**THE TASKS:**
1. Reproduce the loop-optimization tips from "Edit in the" up to and including "(_mm_stream_pd compiler intrinsic).".
2. Answer these questions about the loop-optimization tips:
(a) What value should be computed before the loops?
(b) Which compiler intrinsic is named for writing the result to memory with an SSE streaming store?
(c) What should be used to parallelise the external loop?

**PAGE EXCERPT:**
Edit in the new code

  • compute -1/epsilonSquared before the loops and compute exp(minvepssq*tempVar[0]).note that the result might differ slightly. Depends what you need, but if you don't care about exact order of operations, do it.

  • define a register variable preSum_r and use it to sum the results in the inner loop. After the loop assign it to preSum[i]. If you want more fun, you can write the result to the memory using SSE streaming store (_mm_stream_pd compiler intrinsic).

  • do remove double to int cast

  • most likely irrelevant, but try to change tempVar[0/1] to normal variables. Irrelevant, because the compiler should do that for you. But again, an array is not needed here.

  • parallelise the external loop with OpenMP. Trivial (at least the simplest version without thinking about data layout for NUMA architectures) since there is no dependence between the iterations.

Dataset entries:
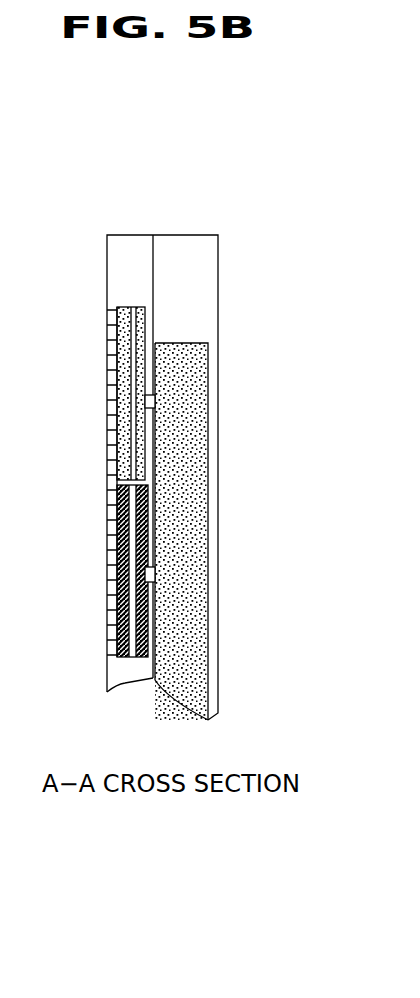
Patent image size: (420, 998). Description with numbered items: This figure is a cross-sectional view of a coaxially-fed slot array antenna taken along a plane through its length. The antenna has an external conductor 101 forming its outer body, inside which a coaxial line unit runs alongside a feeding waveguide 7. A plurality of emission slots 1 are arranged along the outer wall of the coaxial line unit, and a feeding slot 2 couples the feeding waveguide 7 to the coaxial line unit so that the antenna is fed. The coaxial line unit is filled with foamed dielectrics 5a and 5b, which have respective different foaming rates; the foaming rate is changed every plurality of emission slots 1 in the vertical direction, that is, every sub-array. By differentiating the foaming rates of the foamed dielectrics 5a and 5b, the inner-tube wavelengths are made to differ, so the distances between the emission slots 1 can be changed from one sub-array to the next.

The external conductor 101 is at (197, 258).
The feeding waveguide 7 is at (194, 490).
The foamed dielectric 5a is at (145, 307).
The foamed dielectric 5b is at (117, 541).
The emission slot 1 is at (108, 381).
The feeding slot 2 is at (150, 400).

**EXPECTED ANSWERS:**
1.
Edit in the new code

  • compute -1/epsilonSquared before the loops and compute exp(minvepssq*tempVar[0]).note that the result might differ slightly. Depends what you need, but if you don't care about exact order of operations, do it.

  • define a register variable preSum_r and use it to sum the results in the inner loop. After the loop assign it to preSum[i]. If you want more fun, you can write the result to the memory using SSE streaming store (_mm_stream_pd compiler intrinsic).

2.
(a) -1/epsilonSquared
(b) _mm_stream_pd
(c) OpenMP